• [Task statement]
An exact transcription of each entry below is required, without any pictures.

* * *

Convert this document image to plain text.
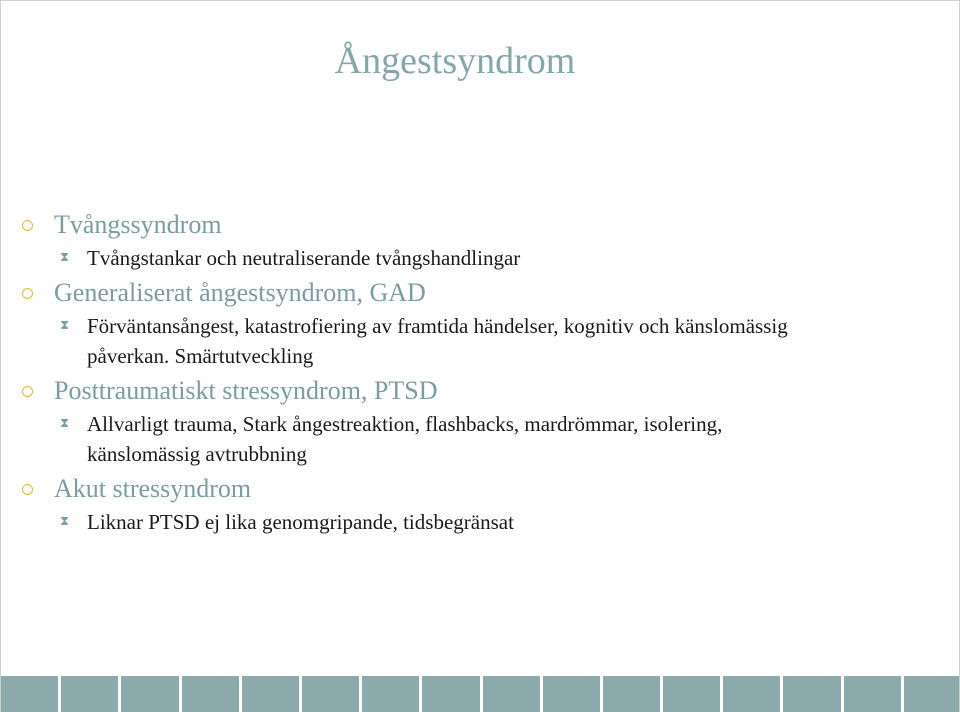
Ångestsyndrom
Tvångssyndrom
⧗ Tvångstankar och neutraliserande tvångshandlingar
Generaliserat ångestsyndrom, GAD
⧗ Förväntansångest, katastrofiering av framtida händelser, kognitiv och känslomässig påverkan. Smärtutveckling
Posttraumatiskt stressyndrom, PTSD
⧗ Allvarligt trauma, Stark ångestreaktion, flashbacks, mardrömmar, isolering, känslomässig avtrubbning
Akut stressyndrom
⧗ Liknar PTSD ej lika genomgripande, tidsbegränsat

* * *

• [Answer space]
Convert this document image to plain text.
Ångestsyndrom
Tvångssyndrom
⧗ Tvångstankar och neutraliserande tvångshandlingar
Generaliserat ångestsyndrom, GAD
⧗ Förväntansångest, katastrofiering av framtida händelser, kognitiv och känslomässig påverkan. Smärtutveckling
Posttraumatiskt stressyndrom, PTSD
⧗ Allvarligt trauma, Stark ångestreaktion, flashbacks, mardrömmar, isolering, känslomässig avtrubbning
Akut stressyndrom
⧗ Liknar PTSD ej lika genomgripande, tidsbegränsat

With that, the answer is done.